Your goal: Starting at the beginning of the material and ending with the line that contains "- footer-line: Plot", write out every line as a numbered list, leaving out any blank lines.

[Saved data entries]
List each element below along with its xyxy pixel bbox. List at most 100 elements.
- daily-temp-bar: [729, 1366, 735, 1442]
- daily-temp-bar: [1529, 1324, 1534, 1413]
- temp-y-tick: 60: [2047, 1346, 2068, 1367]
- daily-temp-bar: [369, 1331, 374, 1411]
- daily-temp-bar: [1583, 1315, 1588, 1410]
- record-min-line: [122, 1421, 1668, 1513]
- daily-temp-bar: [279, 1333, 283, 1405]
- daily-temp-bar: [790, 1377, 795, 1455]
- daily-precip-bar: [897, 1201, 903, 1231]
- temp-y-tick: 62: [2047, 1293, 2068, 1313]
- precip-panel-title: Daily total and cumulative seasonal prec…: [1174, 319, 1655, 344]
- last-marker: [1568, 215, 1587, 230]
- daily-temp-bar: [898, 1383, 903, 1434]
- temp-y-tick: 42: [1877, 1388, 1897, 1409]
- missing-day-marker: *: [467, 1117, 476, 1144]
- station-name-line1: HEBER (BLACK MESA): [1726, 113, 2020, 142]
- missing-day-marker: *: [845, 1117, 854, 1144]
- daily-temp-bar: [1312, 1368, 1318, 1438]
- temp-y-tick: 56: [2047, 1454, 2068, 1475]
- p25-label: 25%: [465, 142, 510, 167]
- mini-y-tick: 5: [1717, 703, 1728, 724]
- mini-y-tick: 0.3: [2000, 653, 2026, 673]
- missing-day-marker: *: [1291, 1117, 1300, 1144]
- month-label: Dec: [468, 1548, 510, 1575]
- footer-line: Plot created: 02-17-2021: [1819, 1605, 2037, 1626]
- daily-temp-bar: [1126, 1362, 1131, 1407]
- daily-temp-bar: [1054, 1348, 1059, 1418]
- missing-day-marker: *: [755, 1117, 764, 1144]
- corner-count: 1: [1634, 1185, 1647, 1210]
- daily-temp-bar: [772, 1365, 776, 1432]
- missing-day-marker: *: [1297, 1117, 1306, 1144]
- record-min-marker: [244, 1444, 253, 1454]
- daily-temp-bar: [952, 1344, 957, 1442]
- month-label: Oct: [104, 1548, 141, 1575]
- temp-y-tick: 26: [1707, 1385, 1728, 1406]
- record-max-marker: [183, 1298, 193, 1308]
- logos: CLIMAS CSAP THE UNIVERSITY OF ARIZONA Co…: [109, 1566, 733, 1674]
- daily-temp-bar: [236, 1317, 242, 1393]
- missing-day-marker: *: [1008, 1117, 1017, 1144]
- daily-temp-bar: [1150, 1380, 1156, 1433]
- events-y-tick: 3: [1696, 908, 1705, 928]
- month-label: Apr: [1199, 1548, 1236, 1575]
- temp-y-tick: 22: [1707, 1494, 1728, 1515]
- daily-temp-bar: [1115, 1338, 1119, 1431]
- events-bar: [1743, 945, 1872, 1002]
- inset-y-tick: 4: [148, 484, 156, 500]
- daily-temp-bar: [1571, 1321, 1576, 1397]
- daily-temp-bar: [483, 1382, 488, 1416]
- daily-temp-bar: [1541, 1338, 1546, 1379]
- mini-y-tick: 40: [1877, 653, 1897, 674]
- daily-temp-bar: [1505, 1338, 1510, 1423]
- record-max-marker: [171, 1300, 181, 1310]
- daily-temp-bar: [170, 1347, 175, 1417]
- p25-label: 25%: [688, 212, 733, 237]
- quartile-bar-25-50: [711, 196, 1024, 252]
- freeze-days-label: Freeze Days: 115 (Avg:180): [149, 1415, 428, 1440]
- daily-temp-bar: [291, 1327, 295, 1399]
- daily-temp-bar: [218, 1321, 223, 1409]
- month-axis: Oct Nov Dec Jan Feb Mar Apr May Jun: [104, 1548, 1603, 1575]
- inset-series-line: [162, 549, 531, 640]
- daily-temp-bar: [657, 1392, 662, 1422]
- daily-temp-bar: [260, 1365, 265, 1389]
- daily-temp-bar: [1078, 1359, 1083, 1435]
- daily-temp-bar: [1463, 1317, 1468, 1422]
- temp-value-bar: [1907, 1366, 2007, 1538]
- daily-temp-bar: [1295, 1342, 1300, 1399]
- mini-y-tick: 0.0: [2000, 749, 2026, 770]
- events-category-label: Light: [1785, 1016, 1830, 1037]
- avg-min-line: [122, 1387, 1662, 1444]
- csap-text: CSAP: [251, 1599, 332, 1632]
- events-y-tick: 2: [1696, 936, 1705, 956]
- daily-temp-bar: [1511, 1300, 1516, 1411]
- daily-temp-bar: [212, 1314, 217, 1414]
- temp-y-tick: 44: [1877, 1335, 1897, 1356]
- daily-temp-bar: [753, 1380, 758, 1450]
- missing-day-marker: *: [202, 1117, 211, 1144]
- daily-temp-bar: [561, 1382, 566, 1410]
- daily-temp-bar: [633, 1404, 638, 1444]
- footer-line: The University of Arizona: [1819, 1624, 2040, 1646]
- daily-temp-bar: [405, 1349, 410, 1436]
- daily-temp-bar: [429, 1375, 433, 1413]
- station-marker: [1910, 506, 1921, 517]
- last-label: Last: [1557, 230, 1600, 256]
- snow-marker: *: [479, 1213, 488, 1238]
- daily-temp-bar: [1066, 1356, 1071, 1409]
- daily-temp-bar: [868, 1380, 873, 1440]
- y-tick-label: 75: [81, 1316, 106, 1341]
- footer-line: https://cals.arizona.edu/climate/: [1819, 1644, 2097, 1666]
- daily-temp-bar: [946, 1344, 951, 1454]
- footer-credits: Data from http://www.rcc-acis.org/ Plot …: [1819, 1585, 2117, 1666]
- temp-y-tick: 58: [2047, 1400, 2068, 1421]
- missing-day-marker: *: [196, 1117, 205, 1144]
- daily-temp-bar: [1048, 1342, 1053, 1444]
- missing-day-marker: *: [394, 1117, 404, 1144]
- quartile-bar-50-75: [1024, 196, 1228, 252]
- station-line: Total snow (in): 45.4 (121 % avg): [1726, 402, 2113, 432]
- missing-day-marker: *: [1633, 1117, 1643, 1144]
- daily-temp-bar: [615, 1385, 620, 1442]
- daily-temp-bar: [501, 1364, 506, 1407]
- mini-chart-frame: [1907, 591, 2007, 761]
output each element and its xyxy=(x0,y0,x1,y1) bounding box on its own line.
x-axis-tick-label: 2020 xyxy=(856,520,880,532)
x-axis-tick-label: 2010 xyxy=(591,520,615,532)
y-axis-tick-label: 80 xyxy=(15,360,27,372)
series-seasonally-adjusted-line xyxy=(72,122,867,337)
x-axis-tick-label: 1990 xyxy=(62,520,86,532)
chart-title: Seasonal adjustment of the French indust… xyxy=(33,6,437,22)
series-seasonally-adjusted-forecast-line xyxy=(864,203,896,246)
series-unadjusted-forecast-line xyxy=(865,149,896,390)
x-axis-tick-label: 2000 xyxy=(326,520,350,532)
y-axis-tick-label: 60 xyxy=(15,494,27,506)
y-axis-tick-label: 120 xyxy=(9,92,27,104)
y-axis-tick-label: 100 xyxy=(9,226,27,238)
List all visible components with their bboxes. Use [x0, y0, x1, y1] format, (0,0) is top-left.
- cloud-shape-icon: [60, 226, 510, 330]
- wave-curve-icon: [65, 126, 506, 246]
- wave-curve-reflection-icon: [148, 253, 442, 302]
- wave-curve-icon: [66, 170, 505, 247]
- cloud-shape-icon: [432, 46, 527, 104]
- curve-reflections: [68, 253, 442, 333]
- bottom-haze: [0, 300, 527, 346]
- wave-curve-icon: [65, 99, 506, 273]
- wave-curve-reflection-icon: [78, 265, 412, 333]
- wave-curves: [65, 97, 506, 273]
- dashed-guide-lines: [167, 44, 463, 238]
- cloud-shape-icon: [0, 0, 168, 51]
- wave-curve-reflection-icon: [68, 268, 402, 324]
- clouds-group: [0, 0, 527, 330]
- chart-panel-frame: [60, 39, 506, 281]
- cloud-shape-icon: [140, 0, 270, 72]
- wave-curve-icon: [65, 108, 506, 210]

Task output:
1. List each element below along with its xyxy pixel bbox. List at most 100 elements.
2. - daily-temp-bar: [729, 1366, 735, 1442]
3. - daily-temp-bar: [1529, 1324, 1534, 1413]
4. - temp-y-tick: 60: [2047, 1346, 2068, 1367]
5. - daily-temp-bar: [369, 1331, 374, 1411]
6. - daily-temp-bar: [1583, 1315, 1588, 1410]
7. - record-min-line: [122, 1421, 1668, 1513]
8. - daily-temp-bar: [279, 1333, 283, 1405]
9. - daily-temp-bar: [790, 1377, 795, 1455]
10. - daily-precip-bar: [897, 1201, 903, 1231]
11. - temp-y-tick: 62: [2047, 1293, 2068, 1313]
12. - precip-panel-title: Daily total and cumulative seasonal prec…: [1174, 319, 1655, 344]
13. - last-marker: [1568, 215, 1587, 230]
14. - daily-temp-bar: [898, 1383, 903, 1434]
15. - temp-y-tick: 42: [1877, 1388, 1897, 1409]
16. - missing-day-marker: *: [467, 1117, 476, 1144]
17. - station-name-line1: HEBER (BLACK MESA): [1726, 113, 2020, 142]
18. - missing-day-marker: *: [845, 1117, 854, 1144]
19. - daily-temp-bar: [1312, 1368, 1318, 1438]
20. - temp-y-tick: 56: [2047, 1454, 2068, 1475]
21. - p25-label: 25%: [465, 142, 510, 167]
22. - mini-y-tick: 5: [1717, 703, 1728, 724]
23. - mini-y-tick: 0.3: [2000, 653, 2026, 673]
24. - missing-day-marker: *: [1291, 1117, 1300, 1144]
25. - month-label: Dec: [468, 1548, 510, 1575]
26. - footer-line: Plot created: 02-17-2021: [1819, 1605, 2037, 1626]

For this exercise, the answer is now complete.